RECORD EXTRACTS:
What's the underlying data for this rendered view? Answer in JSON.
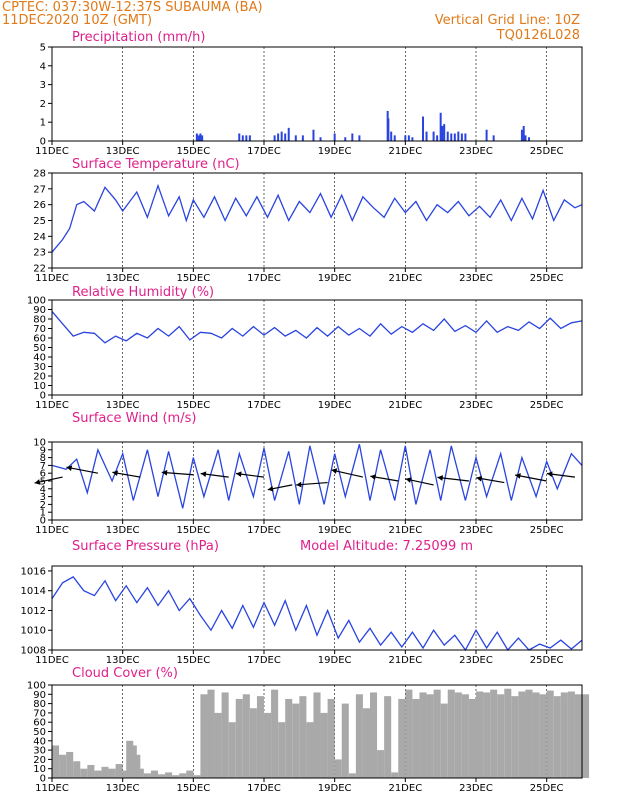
{
  "header": {
    "line1": "CPTEC:   037:30W-12:37S   SUBAUMA (BA)",
    "line2": "11DEC2020  10Z (GMT)",
    "right1": "Vertical Grid Line: 10Z",
    "right2": "TQ0126L028"
  },
  "x_labels": [
    "11DEC",
    "13DEC",
    "15DEC",
    "17DEC",
    "19DEC",
    "21DEC",
    "23DEC",
    "25DEC"
  ],
  "colors": {
    "header": "#e07a1a",
    "title": "#e0208a",
    "series": "#2a44e0",
    "bars": "#2a44e0",
    "cloud": "#a9a9a9"
  },
  "chart_data": [
    {
      "type": "bar",
      "title": "Precipitation (mm/h)",
      "ylim": [
        0,
        5
      ],
      "yticks": [
        0,
        1,
        2,
        3,
        4,
        5
      ],
      "x": [
        4.1,
        4.15,
        4.2,
        4.25,
        5.3,
        5.4,
        5.5,
        5.6,
        6.3,
        6.4,
        6.5,
        6.6,
        6.7,
        6.9,
        7.1,
        7.4,
        7.6,
        8.0,
        8.3,
        8.5,
        8.7,
        9.5,
        9.52,
        9.6,
        9.7,
        10.0,
        10.1,
        10.2,
        10.5,
        10.6,
        10.8,
        10.9,
        11.0,
        11.05,
        11.1,
        11.2,
        11.3,
        11.4,
        11.5,
        11.6,
        11.7,
        12.3,
        12.5,
        13.3,
        13.35,
        13.4,
        13.5
      ],
      "values": [
        0.4,
        0.3,
        0.4,
        0.3,
        0.4,
        0.3,
        0.3,
        0.3,
        0.3,
        0.4,
        0.5,
        0.4,
        0.7,
        0.3,
        0.3,
        0.6,
        0.2,
        0.4,
        0.2,
        0.4,
        0.3,
        1.6,
        1.2,
        0.5,
        0.3,
        0.3,
        0.3,
        0.2,
        1.3,
        0.5,
        0.5,
        0.3,
        1.5,
        0.8,
        0.9,
        0.5,
        0.4,
        0.4,
        0.5,
        0.4,
        0.4,
        0.6,
        0.3,
        0.6,
        0.8,
        0.3,
        0.2
      ]
    },
    {
      "type": "line",
      "title": "Surface Temperature (nC)",
      "ylim": [
        22,
        28
      ],
      "yticks": [
        22,
        23,
        24,
        25,
        26,
        27,
        28
      ],
      "x": [
        0,
        0.3,
        0.5,
        0.7,
        0.9,
        1.2,
        1.5,
        1.8,
        2.0,
        2.4,
        2.7,
        3.0,
        3.3,
        3.6,
        3.8,
        4.0,
        4.3,
        4.6,
        4.9,
        5.2,
        5.5,
        5.8,
        6.1,
        6.4,
        6.7,
        7.0,
        7.3,
        7.6,
        7.9,
        8.2,
        8.5,
        8.8,
        9.1,
        9.4,
        9.7,
        10.0,
        10.3,
        10.6,
        10.9,
        11.2,
        11.5,
        11.8,
        12.1,
        12.4,
        12.7,
        13.0,
        13.3,
        13.6,
        13.9,
        14.2,
        14.5,
        14.8,
        15.0
      ],
      "values": [
        23.0,
        23.8,
        24.5,
        26.0,
        26.2,
        25.6,
        27.1,
        26.3,
        25.6,
        26.8,
        25.2,
        27.2,
        25.3,
        26.5,
        25.0,
        26.3,
        25.2,
        26.5,
        25.0,
        26.4,
        25.3,
        26.5,
        25.2,
        26.6,
        25.0,
        26.2,
        25.5,
        26.7,
        25.2,
        26.6,
        25.0,
        26.5,
        25.8,
        25.2,
        26.4,
        25.5,
        26.2,
        25.0,
        26.0,
        25.5,
        26.2,
        25.3,
        25.9,
        25.2,
        26.3,
        25.0,
        26.4,
        25.1,
        26.9,
        25.0,
        26.3,
        25.8,
        26.0
      ]
    },
    {
      "type": "line",
      "title": "Relative Humidity (%)",
      "ylim": [
        0,
        100
      ],
      "yticks": [
        0,
        10,
        20,
        30,
        40,
        50,
        60,
        70,
        80,
        90,
        100
      ],
      "x": [
        0,
        0.3,
        0.6,
        0.9,
        1.2,
        1.5,
        1.8,
        2.1,
        2.4,
        2.7,
        3.0,
        3.3,
        3.6,
        3.9,
        4.2,
        4.5,
        4.8,
        5.1,
        5.4,
        5.7,
        6.0,
        6.3,
        6.6,
        6.9,
        7.2,
        7.5,
        7.8,
        8.1,
        8.4,
        8.7,
        9.0,
        9.3,
        9.6,
        9.9,
        10.2,
        10.5,
        10.8,
        11.1,
        11.4,
        11.7,
        12.0,
        12.3,
        12.6,
        12.9,
        13.2,
        13.5,
        13.8,
        14.1,
        14.4,
        14.7,
        15.0
      ],
      "values": [
        88,
        75,
        62,
        66,
        65,
        55,
        62,
        57,
        65,
        60,
        70,
        62,
        72,
        58,
        66,
        65,
        60,
        70,
        62,
        72,
        63,
        71,
        62,
        68,
        60,
        71,
        62,
        72,
        63,
        70,
        62,
        75,
        64,
        72,
        66,
        75,
        68,
        80,
        67,
        73,
        66,
        78,
        66,
        72,
        68,
        77,
        70,
        81,
        70,
        76,
        78
      ]
    },
    {
      "type": "line",
      "title": "Surface Wind (m/s)",
      "ylim": [
        0,
        10
      ],
      "yticks": [
        0,
        1,
        2,
        3,
        4,
        5,
        6,
        7,
        8,
        9,
        10
      ],
      "x": [
        0,
        0.4,
        0.7,
        1.0,
        1.3,
        1.7,
        2.0,
        2.3,
        2.7,
        3.0,
        3.3,
        3.7,
        4.0,
        4.3,
        4.7,
        5.0,
        5.3,
        5.7,
        6.0,
        6.3,
        6.7,
        7.0,
        7.3,
        7.7,
        8.0,
        8.3,
        8.7,
        9.0,
        9.3,
        9.7,
        10.0,
        10.3,
        10.7,
        11.0,
        11.3,
        11.7,
        12.0,
        12.3,
        12.7,
        13.0,
        13.3,
        13.7,
        14.0,
        14.3,
        14.7,
        15.0
      ],
      "values": [
        7.0,
        6.5,
        7.8,
        3.5,
        9.0,
        5.0,
        8.5,
        2.5,
        9.0,
        3.0,
        8.8,
        1.5,
        8.0,
        3.0,
        9.0,
        2.5,
        8.5,
        3.0,
        9.2,
        2.5,
        8.8,
        2.0,
        9.5,
        2.0,
        8.5,
        3.0,
        9.7,
        2.5,
        9.0,
        2.5,
        9.5,
        2.0,
        9.0,
        2.5,
        9.5,
        2.5,
        8.0,
        3.0,
        8.5,
        2.5,
        8.0,
        3.0,
        7.5,
        4.0,
        8.5,
        7.0
      ],
      "arrows": [
        {
          "x": 0.3,
          "y": 5.5,
          "dx": -0.8,
          "dy": -0.5
        },
        {
          "x": 1.3,
          "y": 6.0,
          "dx": -0.9,
          "dy": 0.5
        },
        {
          "x": 2.5,
          "y": 5.5,
          "dx": -0.8,
          "dy": 0.4
        },
        {
          "x": 4.0,
          "y": 5.8,
          "dx": -0.9,
          "dy": 0.2
        },
        {
          "x": 5.0,
          "y": 5.5,
          "dx": -0.8,
          "dy": 0.3
        },
        {
          "x": 6.0,
          "y": 5.5,
          "dx": -0.8,
          "dy": 0.3
        },
        {
          "x": 6.8,
          "y": 4.5,
          "dx": -0.7,
          "dy": -0.4
        },
        {
          "x": 7.8,
          "y": 4.8,
          "dx": -0.9,
          "dy": -0.2
        },
        {
          "x": 8.8,
          "y": 5.5,
          "dx": -0.9,
          "dy": 0.6
        },
        {
          "x": 9.8,
          "y": 5.0,
          "dx": -0.8,
          "dy": 0.4
        },
        {
          "x": 10.8,
          "y": 4.5,
          "dx": -0.8,
          "dy": 0.5
        },
        {
          "x": 11.8,
          "y": 5.0,
          "dx": -0.9,
          "dy": 0.3
        },
        {
          "x": 12.8,
          "y": 4.8,
          "dx": -0.8,
          "dy": 0.4
        },
        {
          "x": 14.0,
          "y": 5.0,
          "dx": -0.9,
          "dy": 0.5
        },
        {
          "x": 14.8,
          "y": 5.5,
          "dx": -0.8,
          "dy": 0.3
        }
      ]
    },
    {
      "type": "line",
      "title": "Surface Pressure (hPa)",
      "annotation": "Model Altitude: 7.25099 m",
      "ylim": [
        1008,
        1016.5
      ],
      "yticks": [
        1008,
        1010,
        1012,
        1014,
        1016
      ],
      "x": [
        0,
        0.3,
        0.6,
        0.9,
        1.2,
        1.5,
        1.8,
        2.1,
        2.4,
        2.7,
        3.0,
        3.3,
        3.6,
        3.9,
        4.2,
        4.5,
        4.8,
        5.1,
        5.4,
        5.7,
        6.0,
        6.3,
        6.6,
        6.9,
        7.2,
        7.5,
        7.8,
        8.1,
        8.4,
        8.7,
        9.0,
        9.3,
        9.6,
        9.9,
        10.2,
        10.5,
        10.8,
        11.1,
        11.4,
        11.7,
        12.0,
        12.3,
        12.6,
        12.9,
        13.2,
        13.5,
        13.8,
        14.1,
        14.4,
        14.7,
        15.0
      ],
      "values": [
        1013.2,
        1014.8,
        1015.4,
        1014.0,
        1013.5,
        1015.0,
        1013.0,
        1014.5,
        1012.8,
        1014.3,
        1012.5,
        1014.0,
        1012.0,
        1013.2,
        1011.5,
        1010.0,
        1012.0,
        1010.2,
        1012.5,
        1010.3,
        1012.8,
        1010.5,
        1013.0,
        1010.0,
        1012.5,
        1009.5,
        1012.0,
        1009.2,
        1011.0,
        1008.8,
        1010.2,
        1008.5,
        1009.8,
        1008.3,
        1009.8,
        1008.2,
        1010.0,
        1008.5,
        1009.5,
        1008.0,
        1010.0,
        1008.2,
        1009.8,
        1008.0,
        1009.2,
        1008.0,
        1008.6,
        1008.2,
        1009.0,
        1008.1,
        1009.0
      ]
    },
    {
      "type": "area",
      "title": "Cloud Cover (%)",
      "ylim": [
        0,
        100
      ],
      "yticks": [
        0,
        10,
        20,
        30,
        40,
        50,
        60,
        70,
        80,
        90,
        100
      ],
      "x": [
        0,
        0.2,
        0.4,
        0.6,
        0.8,
        1.0,
        1.2,
        1.4,
        1.6,
        1.8,
        2.0,
        2.1,
        2.2,
        2.3,
        2.4,
        2.6,
        2.8,
        3.0,
        3.2,
        3.4,
        3.6,
        3.8,
        4.0,
        4.2,
        4.4,
        4.6,
        4.8,
        5.0,
        5.2,
        5.4,
        5.6,
        5.8,
        6.0,
        6.2,
        6.4,
        6.6,
        6.8,
        7.0,
        7.2,
        7.4,
        7.6,
        7.8,
        8.0,
        8.2,
        8.4,
        8.6,
        8.8,
        9.0,
        9.2,
        9.4,
        9.6,
        9.8,
        10.0,
        10.2,
        10.4,
        10.6,
        10.8,
        11.0,
        11.2,
        11.4,
        11.6,
        11.8,
        12.0,
        12.2,
        12.4,
        12.6,
        12.8,
        13.0,
        13.2,
        13.4,
        13.6,
        13.8,
        14.0,
        14.2,
        14.4,
        14.6,
        14.8,
        15.0
      ],
      "values": [
        35,
        25,
        28,
        18,
        10,
        14,
        8,
        12,
        10,
        15,
        8,
        40,
        35,
        25,
        10,
        5,
        8,
        4,
        6,
        3,
        5,
        8,
        3,
        90,
        95,
        70,
        92,
        60,
        85,
        90,
        75,
        88,
        70,
        95,
        60,
        85,
        80,
        88,
        60,
        92,
        70,
        85,
        20,
        80,
        5,
        90,
        75,
        92,
        30,
        88,
        6,
        85,
        95,
        85,
        92,
        90,
        95,
        80,
        95,
        92,
        90,
        85,
        93,
        92,
        95,
        90,
        96,
        88,
        93,
        95,
        92,
        90,
        94,
        88,
        92,
        93,
        90,
        90
      ]
    }
  ]
}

WORK TO DO:
Using the records above, select and copy every line that has the word "Surface".

REPLY:
      "title": "Surface Temperature (nC)",
      "title": "Surface Wind (m/s)",
      "title": "Surface Pressure (hPa)",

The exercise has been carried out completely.